Element position data:
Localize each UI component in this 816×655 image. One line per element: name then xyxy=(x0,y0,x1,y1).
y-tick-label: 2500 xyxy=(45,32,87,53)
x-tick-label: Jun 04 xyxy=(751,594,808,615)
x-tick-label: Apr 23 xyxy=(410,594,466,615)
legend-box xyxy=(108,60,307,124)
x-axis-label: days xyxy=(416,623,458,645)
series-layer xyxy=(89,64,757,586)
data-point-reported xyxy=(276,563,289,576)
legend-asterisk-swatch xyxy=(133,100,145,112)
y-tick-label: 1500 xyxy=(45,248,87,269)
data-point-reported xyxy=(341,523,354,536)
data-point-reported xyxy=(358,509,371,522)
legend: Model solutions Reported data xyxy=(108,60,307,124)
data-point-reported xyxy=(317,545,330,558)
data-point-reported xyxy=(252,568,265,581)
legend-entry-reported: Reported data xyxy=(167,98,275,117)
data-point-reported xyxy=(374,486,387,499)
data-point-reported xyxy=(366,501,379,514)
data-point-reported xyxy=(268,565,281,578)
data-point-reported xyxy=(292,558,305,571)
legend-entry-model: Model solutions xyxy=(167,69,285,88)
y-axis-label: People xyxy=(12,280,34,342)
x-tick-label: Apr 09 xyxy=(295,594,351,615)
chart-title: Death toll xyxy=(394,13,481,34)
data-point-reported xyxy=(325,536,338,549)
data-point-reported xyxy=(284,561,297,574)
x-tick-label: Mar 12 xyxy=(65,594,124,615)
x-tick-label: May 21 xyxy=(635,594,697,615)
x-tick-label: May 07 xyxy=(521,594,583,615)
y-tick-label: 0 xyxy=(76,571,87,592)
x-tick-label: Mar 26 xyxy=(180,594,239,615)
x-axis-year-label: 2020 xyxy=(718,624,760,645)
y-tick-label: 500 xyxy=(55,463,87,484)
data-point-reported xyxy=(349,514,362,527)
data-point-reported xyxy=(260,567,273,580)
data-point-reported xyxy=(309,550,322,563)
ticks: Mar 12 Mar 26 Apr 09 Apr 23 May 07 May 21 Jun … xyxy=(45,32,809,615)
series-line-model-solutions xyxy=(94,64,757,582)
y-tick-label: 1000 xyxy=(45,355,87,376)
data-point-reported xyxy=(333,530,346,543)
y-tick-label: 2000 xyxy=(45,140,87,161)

* * *

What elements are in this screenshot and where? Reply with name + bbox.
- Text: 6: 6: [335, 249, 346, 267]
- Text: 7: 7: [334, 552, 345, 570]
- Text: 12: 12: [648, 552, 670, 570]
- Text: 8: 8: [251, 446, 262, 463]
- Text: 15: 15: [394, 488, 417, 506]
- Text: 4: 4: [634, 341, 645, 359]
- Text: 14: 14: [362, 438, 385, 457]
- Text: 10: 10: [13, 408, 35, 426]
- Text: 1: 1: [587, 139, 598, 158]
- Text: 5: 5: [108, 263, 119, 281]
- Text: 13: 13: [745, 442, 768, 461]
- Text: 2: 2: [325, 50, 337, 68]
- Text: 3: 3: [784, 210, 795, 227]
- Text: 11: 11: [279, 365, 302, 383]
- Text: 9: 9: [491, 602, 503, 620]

...

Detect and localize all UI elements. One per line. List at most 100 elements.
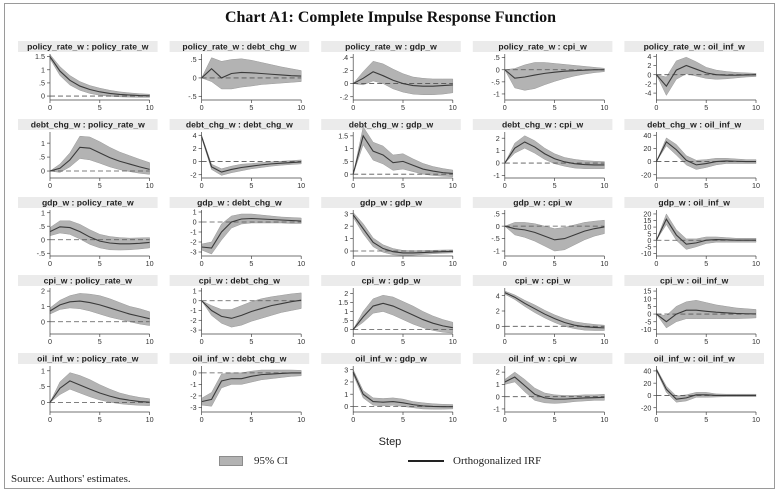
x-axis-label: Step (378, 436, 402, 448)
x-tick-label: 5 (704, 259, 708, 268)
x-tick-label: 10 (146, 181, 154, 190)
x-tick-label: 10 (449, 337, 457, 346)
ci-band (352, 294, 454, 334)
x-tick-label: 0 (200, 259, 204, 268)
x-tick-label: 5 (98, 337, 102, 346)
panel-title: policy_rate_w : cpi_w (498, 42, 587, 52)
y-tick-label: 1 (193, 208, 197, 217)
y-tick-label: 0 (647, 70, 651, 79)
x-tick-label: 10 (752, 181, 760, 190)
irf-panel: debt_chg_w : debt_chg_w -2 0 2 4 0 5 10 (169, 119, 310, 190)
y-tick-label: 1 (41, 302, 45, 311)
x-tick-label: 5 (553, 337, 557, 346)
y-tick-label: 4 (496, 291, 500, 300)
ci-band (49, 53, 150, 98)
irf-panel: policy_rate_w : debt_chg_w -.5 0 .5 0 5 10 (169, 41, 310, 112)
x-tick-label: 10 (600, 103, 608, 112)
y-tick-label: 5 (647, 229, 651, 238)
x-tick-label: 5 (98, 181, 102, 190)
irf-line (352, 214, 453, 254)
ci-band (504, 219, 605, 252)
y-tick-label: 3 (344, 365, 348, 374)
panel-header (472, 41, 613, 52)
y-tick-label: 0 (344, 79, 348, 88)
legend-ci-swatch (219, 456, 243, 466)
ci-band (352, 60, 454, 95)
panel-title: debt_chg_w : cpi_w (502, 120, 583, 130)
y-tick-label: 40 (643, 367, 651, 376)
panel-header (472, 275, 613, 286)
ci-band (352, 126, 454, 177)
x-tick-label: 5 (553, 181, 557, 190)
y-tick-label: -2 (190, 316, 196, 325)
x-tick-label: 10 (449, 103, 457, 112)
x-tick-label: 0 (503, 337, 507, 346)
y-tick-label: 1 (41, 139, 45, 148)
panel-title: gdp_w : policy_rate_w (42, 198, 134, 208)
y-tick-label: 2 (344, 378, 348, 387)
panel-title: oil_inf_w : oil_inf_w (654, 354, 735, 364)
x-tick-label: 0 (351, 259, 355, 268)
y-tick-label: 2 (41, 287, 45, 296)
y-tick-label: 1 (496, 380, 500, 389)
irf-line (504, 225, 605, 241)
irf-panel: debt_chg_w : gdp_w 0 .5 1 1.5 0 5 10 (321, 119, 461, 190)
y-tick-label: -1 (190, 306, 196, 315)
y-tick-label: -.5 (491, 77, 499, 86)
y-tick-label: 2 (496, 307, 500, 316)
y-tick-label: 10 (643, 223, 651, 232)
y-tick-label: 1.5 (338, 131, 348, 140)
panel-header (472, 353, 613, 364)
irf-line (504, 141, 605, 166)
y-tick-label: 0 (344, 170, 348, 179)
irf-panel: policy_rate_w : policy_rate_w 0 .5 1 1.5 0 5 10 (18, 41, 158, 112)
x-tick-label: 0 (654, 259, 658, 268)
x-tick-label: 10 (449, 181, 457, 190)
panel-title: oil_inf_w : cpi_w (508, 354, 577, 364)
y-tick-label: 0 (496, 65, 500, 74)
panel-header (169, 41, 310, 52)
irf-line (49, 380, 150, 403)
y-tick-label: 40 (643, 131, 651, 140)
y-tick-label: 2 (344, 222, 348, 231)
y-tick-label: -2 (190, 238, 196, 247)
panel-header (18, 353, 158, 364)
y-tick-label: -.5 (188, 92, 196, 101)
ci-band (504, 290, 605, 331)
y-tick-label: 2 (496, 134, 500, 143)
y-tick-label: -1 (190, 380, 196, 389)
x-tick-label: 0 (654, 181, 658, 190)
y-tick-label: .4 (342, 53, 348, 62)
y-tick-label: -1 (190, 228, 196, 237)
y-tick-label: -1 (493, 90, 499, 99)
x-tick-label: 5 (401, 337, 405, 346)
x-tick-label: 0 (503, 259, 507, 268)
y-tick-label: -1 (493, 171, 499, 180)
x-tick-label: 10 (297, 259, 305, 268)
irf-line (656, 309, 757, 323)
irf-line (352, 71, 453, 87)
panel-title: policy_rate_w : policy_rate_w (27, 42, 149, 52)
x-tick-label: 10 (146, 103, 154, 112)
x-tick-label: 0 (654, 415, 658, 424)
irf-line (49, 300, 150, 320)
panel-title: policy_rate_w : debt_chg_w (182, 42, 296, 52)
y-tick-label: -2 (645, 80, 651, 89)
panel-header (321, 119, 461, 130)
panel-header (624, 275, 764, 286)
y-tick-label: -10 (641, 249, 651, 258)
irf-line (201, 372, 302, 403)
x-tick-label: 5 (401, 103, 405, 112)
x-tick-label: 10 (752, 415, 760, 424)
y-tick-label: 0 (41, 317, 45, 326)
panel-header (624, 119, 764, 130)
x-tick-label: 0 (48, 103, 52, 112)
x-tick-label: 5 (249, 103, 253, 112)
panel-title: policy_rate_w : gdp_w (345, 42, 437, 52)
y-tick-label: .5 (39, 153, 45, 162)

» What is expected
Reproduce as a numbered list the lines from the one containing "Localize each UI" up to and including the one containing "data-point-reported xyxy=(260,567,273,580)", omitting any blank lines.

» Completed exercise
1. Localize each UI component in this 816×655 image. One line per element: name then xyxy=(x0,y0,x1,y1).
2. y-tick-label: 2500 xyxy=(45,32,87,53)
3. x-tick-label: Jun 04 xyxy=(751,594,808,615)
4. x-tick-label: Apr 23 xyxy=(410,594,466,615)
5. legend-box xyxy=(108,60,307,124)
6. x-axis-label: days xyxy=(416,623,458,645)
7. series-layer xyxy=(89,64,757,586)
8. data-point-reported xyxy=(276,563,289,576)
9. legend-asterisk-swatch xyxy=(133,100,145,112)
10. y-tick-label: 1500 xyxy=(45,248,87,269)
11. data-point-reported xyxy=(341,523,354,536)
12. data-point-reported xyxy=(358,509,371,522)
13. legend: Model solutions Reported data xyxy=(108,60,307,124)
14. data-point-reported xyxy=(317,545,330,558)
15. data-point-reported xyxy=(252,568,265,581)
16. legend-entry-reported: Reported data xyxy=(167,98,275,117)
17. data-point-reported xyxy=(374,486,387,499)
18. data-point-reported xyxy=(366,501,379,514)
19. data-point-reported xyxy=(268,565,281,578)
20. data-point-reported xyxy=(292,558,305,571)
21. legend-entry-model: Model solutions xyxy=(167,69,285,88)
22. y-axis-label: People xyxy=(12,280,34,342)
23. x-tick-label: Apr 09 xyxy=(295,594,351,615)
24. chart-title: Death toll xyxy=(394,13,481,34)
25. data-point-reported xyxy=(325,536,338,549)
26. data-point-reported xyxy=(284,561,297,574)
27. x-tick-label: Mar 12 xyxy=(65,594,124,615)
28. x-tick-label: May 21 xyxy=(635,594,697,615)
29. x-tick-label: May 07 xyxy=(521,594,583,615)
30. y-tick-label: 0 xyxy=(76,571,87,592)
31. x-tick-label: Mar 26 xyxy=(180,594,239,615)
32. x-axis-year-label: 2020 xyxy=(718,624,760,645)
33. y-tick-label: 500 xyxy=(55,463,87,484)
34. data-point-reported xyxy=(349,514,362,527)
35. data-point-reported xyxy=(260,567,273,580)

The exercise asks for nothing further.